The answer should be a single number: how many lines of the entries below hold the word "English".

══ Data supplied ══

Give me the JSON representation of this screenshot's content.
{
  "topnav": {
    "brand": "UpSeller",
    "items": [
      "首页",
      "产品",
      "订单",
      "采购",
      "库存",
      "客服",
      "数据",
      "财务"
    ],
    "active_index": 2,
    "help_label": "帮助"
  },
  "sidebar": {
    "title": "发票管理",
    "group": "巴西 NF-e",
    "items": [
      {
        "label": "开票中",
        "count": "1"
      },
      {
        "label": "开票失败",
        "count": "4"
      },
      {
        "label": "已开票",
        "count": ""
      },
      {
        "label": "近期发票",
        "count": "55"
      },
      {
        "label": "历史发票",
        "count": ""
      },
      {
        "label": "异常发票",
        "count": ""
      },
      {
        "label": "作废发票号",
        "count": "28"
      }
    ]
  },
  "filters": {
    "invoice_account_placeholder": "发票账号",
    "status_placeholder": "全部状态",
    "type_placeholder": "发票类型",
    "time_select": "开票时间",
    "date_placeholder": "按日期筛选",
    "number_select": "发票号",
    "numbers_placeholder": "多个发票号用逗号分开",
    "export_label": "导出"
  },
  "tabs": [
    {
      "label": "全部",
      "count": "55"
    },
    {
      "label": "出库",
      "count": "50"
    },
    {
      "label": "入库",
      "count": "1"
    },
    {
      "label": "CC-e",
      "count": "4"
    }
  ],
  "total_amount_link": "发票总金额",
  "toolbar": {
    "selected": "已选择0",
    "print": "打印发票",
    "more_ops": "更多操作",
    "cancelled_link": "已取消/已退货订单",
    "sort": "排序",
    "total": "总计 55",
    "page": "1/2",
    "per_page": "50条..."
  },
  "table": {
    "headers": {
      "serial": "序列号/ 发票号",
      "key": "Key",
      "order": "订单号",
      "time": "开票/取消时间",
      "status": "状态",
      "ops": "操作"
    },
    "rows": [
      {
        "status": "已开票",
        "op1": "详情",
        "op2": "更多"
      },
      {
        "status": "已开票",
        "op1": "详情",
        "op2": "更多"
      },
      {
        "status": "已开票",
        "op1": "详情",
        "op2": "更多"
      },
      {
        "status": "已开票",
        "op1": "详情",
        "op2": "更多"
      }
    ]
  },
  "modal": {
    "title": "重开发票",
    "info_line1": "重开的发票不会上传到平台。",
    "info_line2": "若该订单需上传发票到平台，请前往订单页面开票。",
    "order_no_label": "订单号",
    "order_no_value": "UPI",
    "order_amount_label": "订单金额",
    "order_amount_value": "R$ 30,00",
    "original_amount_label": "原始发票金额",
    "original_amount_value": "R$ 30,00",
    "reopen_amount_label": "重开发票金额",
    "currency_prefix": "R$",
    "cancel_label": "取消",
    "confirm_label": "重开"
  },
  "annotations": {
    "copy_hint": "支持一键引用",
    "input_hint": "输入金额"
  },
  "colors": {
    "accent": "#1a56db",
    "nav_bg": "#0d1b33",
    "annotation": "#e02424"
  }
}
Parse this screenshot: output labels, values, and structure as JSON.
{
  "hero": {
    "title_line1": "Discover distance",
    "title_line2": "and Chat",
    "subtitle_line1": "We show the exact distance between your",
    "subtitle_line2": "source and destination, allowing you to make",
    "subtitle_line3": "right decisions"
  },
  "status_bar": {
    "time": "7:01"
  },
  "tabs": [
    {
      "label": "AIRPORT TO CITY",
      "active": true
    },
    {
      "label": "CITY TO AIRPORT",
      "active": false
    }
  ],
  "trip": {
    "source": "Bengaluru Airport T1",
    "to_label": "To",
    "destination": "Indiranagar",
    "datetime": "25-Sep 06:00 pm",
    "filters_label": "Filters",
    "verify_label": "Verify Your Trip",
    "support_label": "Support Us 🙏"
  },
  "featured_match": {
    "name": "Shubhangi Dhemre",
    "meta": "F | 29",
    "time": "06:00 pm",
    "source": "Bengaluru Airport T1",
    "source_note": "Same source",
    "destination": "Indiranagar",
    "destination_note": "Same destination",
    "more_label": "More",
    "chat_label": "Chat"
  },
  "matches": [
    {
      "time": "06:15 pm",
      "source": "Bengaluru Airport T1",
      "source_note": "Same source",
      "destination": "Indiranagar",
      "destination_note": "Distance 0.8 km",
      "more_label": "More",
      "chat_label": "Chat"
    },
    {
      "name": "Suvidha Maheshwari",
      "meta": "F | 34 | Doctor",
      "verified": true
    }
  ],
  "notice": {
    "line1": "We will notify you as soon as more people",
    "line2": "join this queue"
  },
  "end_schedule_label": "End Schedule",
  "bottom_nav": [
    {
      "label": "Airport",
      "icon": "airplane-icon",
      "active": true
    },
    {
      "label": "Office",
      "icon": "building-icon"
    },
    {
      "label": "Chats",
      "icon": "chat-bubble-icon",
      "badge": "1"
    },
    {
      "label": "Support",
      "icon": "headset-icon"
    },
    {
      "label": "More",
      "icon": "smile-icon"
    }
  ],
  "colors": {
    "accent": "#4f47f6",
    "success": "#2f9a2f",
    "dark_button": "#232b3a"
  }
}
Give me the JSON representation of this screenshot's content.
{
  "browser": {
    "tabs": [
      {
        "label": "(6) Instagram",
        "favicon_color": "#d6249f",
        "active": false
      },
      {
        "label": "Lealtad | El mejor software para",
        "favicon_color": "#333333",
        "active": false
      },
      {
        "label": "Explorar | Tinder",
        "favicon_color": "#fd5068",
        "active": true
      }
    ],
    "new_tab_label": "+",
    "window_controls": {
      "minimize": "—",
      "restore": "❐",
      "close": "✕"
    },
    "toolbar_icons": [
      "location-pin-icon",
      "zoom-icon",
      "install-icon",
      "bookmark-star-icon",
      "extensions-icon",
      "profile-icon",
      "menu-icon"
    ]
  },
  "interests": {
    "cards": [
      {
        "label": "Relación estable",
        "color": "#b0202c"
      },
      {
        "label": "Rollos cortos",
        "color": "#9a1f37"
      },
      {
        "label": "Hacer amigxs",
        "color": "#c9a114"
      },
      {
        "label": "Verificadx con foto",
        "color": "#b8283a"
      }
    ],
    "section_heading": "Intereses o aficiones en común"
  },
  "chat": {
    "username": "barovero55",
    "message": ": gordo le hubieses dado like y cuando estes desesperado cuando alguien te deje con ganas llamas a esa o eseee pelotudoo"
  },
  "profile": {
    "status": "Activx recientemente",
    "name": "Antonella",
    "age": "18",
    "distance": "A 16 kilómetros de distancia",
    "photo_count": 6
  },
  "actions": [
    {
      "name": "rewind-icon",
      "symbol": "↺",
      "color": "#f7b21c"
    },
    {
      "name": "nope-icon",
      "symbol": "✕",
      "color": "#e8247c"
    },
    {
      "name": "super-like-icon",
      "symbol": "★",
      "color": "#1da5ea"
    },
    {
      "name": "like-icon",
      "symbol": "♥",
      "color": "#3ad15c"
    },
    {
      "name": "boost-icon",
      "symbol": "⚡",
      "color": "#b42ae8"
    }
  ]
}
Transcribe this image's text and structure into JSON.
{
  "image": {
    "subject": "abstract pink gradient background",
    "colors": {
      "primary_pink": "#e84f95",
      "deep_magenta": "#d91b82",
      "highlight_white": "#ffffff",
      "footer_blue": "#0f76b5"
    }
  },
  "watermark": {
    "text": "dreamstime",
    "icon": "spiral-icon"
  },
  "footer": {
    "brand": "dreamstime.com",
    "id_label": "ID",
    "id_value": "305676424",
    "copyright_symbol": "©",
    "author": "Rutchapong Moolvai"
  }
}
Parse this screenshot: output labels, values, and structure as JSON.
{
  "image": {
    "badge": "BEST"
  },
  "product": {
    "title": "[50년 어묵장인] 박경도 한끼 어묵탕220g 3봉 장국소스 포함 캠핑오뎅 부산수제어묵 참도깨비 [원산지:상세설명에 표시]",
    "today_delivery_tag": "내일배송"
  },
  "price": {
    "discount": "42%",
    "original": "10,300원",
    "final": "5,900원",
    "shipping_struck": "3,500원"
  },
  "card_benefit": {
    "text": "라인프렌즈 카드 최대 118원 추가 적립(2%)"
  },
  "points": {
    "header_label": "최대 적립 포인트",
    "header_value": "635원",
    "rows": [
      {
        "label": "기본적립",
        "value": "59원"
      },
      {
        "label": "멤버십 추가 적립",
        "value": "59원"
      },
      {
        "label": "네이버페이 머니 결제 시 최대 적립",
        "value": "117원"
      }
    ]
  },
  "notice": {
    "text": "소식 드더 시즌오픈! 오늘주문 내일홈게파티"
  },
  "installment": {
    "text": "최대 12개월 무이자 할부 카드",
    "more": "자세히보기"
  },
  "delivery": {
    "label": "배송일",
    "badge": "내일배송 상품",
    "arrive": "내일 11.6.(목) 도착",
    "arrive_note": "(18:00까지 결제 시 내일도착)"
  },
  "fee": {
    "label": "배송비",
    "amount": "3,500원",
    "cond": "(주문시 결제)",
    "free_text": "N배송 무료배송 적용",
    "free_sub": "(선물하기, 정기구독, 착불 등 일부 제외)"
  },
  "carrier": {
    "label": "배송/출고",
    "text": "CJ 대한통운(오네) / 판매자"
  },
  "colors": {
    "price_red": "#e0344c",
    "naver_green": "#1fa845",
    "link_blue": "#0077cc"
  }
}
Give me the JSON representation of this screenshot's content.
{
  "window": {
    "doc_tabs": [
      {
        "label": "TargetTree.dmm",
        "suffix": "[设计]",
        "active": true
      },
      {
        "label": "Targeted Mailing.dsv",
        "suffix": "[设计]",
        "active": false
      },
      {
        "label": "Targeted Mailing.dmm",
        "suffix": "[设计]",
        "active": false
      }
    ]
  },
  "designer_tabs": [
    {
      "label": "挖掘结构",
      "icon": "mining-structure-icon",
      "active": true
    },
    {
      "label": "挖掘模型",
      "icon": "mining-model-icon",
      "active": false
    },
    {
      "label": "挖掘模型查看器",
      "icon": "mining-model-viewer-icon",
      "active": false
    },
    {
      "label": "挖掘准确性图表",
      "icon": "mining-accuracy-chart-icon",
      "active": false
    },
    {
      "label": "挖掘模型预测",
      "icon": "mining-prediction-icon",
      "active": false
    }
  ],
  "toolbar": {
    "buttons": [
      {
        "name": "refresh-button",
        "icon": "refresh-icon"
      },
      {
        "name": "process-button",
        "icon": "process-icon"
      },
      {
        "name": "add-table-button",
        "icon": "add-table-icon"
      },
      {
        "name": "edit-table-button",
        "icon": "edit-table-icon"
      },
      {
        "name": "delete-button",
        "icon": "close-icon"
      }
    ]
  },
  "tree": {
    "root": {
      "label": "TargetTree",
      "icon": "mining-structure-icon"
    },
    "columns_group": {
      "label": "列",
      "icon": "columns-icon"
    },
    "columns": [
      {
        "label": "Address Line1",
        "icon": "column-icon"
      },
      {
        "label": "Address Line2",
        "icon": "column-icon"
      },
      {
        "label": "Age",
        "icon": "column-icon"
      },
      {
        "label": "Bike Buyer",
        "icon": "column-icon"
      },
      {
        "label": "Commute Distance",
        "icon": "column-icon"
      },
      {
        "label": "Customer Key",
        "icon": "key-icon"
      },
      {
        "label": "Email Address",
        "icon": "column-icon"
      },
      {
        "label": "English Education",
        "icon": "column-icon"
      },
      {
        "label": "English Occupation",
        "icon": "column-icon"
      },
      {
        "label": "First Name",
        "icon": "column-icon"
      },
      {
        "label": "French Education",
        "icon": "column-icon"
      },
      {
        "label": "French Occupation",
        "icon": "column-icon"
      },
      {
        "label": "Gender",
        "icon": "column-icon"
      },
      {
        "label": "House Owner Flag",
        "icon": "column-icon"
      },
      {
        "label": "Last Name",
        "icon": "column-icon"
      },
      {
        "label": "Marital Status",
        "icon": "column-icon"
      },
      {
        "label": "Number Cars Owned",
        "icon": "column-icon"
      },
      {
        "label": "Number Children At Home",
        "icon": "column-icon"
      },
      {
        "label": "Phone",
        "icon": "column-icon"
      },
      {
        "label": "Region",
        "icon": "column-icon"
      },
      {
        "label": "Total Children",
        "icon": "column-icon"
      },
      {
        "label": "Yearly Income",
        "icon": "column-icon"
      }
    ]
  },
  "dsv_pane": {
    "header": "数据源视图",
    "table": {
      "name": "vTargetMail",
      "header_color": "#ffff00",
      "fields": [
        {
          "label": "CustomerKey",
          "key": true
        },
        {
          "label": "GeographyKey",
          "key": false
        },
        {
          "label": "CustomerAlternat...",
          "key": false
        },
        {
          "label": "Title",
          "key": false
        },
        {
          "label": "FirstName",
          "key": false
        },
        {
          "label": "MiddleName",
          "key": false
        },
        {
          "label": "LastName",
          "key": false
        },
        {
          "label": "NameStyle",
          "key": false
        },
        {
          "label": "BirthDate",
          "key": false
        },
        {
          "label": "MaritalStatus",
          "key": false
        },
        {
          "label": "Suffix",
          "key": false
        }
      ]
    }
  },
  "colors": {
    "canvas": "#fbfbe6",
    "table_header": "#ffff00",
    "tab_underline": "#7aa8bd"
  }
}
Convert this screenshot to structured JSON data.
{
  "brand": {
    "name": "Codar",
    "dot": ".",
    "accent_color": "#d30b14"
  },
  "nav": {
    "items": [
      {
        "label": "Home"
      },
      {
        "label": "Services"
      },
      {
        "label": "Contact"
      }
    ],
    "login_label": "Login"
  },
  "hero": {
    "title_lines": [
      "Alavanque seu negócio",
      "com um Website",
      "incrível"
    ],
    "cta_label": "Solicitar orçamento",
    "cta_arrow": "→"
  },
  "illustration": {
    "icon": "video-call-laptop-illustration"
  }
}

═══

→ Result
2